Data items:
═══

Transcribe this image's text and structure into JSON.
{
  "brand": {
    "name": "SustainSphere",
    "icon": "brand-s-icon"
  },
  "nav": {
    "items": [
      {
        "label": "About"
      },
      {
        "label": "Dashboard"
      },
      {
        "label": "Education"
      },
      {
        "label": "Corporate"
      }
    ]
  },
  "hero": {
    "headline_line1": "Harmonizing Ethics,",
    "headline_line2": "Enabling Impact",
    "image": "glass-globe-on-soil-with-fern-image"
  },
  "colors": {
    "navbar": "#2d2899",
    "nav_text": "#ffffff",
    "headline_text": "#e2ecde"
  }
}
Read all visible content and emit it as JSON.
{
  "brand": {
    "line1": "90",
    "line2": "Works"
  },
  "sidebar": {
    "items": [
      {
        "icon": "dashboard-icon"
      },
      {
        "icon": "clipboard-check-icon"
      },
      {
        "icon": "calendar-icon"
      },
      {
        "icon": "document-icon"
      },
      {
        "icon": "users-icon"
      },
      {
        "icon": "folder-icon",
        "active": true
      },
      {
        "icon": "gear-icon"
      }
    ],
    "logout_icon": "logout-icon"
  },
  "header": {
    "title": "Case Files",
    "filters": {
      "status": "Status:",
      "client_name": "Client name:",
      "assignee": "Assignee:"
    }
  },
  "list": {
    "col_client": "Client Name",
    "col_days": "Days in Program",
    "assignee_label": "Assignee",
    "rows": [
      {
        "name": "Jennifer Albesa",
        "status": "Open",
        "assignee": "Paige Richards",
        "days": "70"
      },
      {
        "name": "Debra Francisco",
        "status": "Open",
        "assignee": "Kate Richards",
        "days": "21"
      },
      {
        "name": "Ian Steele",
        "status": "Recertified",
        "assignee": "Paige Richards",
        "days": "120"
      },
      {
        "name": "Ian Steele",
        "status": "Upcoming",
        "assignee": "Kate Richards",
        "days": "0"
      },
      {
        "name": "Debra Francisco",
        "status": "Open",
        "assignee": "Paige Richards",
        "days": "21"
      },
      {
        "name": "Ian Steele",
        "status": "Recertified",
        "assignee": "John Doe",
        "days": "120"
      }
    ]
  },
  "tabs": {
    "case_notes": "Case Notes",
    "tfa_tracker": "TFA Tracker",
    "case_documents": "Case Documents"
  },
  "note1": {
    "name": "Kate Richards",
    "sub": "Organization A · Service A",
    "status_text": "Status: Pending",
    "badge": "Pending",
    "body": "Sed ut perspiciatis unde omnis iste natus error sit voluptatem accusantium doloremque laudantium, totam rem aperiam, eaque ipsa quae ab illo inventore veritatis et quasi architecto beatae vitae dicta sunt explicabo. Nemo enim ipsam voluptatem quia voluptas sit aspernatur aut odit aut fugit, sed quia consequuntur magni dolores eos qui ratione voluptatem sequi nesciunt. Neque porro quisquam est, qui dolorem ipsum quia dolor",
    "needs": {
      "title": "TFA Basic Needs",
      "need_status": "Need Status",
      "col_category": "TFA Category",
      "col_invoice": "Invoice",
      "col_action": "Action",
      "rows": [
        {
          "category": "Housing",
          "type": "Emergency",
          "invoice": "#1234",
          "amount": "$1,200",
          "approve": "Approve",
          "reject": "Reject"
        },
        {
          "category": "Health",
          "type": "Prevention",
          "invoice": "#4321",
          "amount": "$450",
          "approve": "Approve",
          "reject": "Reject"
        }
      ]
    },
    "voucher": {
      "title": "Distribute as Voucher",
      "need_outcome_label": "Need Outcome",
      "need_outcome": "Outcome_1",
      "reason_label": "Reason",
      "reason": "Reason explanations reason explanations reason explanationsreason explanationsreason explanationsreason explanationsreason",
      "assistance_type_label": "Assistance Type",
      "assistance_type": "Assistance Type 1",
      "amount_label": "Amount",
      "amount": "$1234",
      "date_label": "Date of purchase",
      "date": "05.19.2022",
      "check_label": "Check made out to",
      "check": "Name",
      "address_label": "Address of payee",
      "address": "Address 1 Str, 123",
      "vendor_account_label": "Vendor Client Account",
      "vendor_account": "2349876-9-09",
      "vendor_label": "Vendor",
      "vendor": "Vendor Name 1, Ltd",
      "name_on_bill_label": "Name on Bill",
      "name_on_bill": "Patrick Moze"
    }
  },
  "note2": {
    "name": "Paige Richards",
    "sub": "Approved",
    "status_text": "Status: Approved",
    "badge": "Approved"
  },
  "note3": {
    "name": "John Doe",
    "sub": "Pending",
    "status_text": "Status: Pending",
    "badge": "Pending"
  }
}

═══

**What is expected**
Print the material once more, exactly.

**Task solution**
Transcribe this image's text and structure into JSON.
{
  "brand": {
    "name": "SustainSphere",
    "icon": "brand-s-icon"
  },
  "nav": {
    "items": [
      {
        "label": "About"
      },
      {
        "label": "Dashboard"
      },
      {
        "label": "Education"
      },
      {
        "label": "Corporate"
      }
    ]
  },
  "hero": {
    "headline_line1": "Harmonizing Ethics,",
    "headline_line2": "Enabling Impact",
    "image": "glass-globe-on-soil-with-fern-image"
  },
  "colors": {
    "navbar": "#2d2899",
    "nav_text": "#ffffff",
    "headline_text": "#e2ecde"
  }
}
Read all visible content and emit it as JSON.
{
  "brand": {
    "line1": "90",
    "line2": "Works"
  },
  "sidebar": {
    "items": [
      {
        "icon": "dashboard-icon"
      },
      {
        "icon": "clipboard-check-icon"
      },
      {
        "icon": "calendar-icon"
      },
      {
        "icon": "document-icon"
      },
      {
        "icon": "users-icon"
      },
      {
        "icon": "folder-icon",
        "active": true
      },
      {
        "icon": "gear-icon"
      }
    ],
    "logout_icon": "logout-icon"
  },
  "header": {
    "title": "Case Files",
    "filters": {
      "status": "Status:",
      "client_name": "Client name:",
      "assignee": "Assignee:"
    }
  },
  "list": {
    "col_client": "Client Name",
    "col_days": "Days in Program",
    "assignee_label": "Assignee",
    "rows": [
      {
        "name": "Jennifer Albesa",
        "status": "Open",
        "assignee": "Paige Richards",
        "days": "70"
      },
      {
        "name": "Debra Francisco",
        "status": "Open",
        "assignee": "Kate Richards",
        "days": "21"
      },
      {
        "name": "Ian Steele",
        "status": "Recertified",
        "assignee": "Paige Richards",
        "days": "120"
      },
      {
        "name": "Ian Steele",
        "status": "Upcoming",
        "assignee": "Kate Richards",
        "days": "0"
      },
      {
        "name": "Debra Francisco",
        "status": "Open",
        "assignee": "Paige Richards",
        "days": "21"
      },
      {
        "name": "Ian Steele",
        "status": "Recertified",
        "assignee": "John Doe",
        "days": "120"
      }
    ]
  },
  "tabs": {
    "case_notes": "Case Notes",
    "tfa_tracker": "TFA Tracker",
    "case_documents": "Case Documents"
  },
  "note1": {
    "name": "Kate Richards",
    "sub": "Organization A · Service A",
    "status_text": "Status: Pending",
    "badge": "Pending",
    "body": "Sed ut perspiciatis unde omnis iste natus error sit voluptatem accusantium doloremque laudantium, totam rem aperiam, eaque ipsa quae ab illo inventore veritatis et quasi architecto beatae vitae dicta sunt explicabo. Nemo enim ipsam voluptatem quia voluptas sit aspernatur aut odit aut fugit, sed quia consequuntur magni dolores eos qui ratione voluptatem sequi nesciunt. Neque porro quisquam est, qui dolorem ipsum quia dolor",
    "needs": {
      "title": "TFA Basic Needs",
      "need_status": "Need Status",
      "col_category": "TFA Category",
      "col_invoice": "Invoice",
      "col_action": "Action",
      "rows": [
        {
          "category": "Housing",
          "type": "Emergency",
          "invoice": "#1234",
          "amount": "$1,200",
          "approve": "Approve",
          "reject": "Reject"
        },
        {
          "category": "Health",
          "type": "Prevention",
          "invoice": "#4321",
          "amount": "$450",
          "approve": "Approve",
          "reject": "Reject"
        }
      ]
    },
    "voucher": {
      "title": "Distribute as Voucher",
      "need_outcome_label": "Need Outcome",
      "need_outcome": "Outcome_1",
      "reason_label": "Reason",
      "reason": "Reason explanations reason explanations reason explanationsreason explanationsreason explanationsreason explanationsreason",
      "assistance_type_label": "Assistance Type",
      "assistance_type": "Assistance Type 1",
      "amount_label": "Amount",
      "amount": "$1234",
      "date_label": "Date of purchase",
      "date": "05.19.2022",
      "check_label": "Check made out to",
      "check": "Name",
      "address_label": "Address of payee",
      "address": "Address 1 Str, 123",
      "vendor_account_label": "Vendor Client Account",
      "vendor_account": "2349876-9-09",
      "vendor_label": "Vendor",
      "vendor": "Vendor Name 1, Ltd",
      "name_on_bill_label": "Name on Bill",
      "name_on_bill": "Patrick Moze"
    }
  },
  "note2": {
    "name": "Paige Richards",
    "sub": "Approved",
    "status_text": "Status: Approved",
    "badge": "Approved"
  },
  "note3": {
    "name": "John Doe",
    "sub": "Pending",
    "status_text": "Status: Pending",
    "badge": "Pending"
  }
}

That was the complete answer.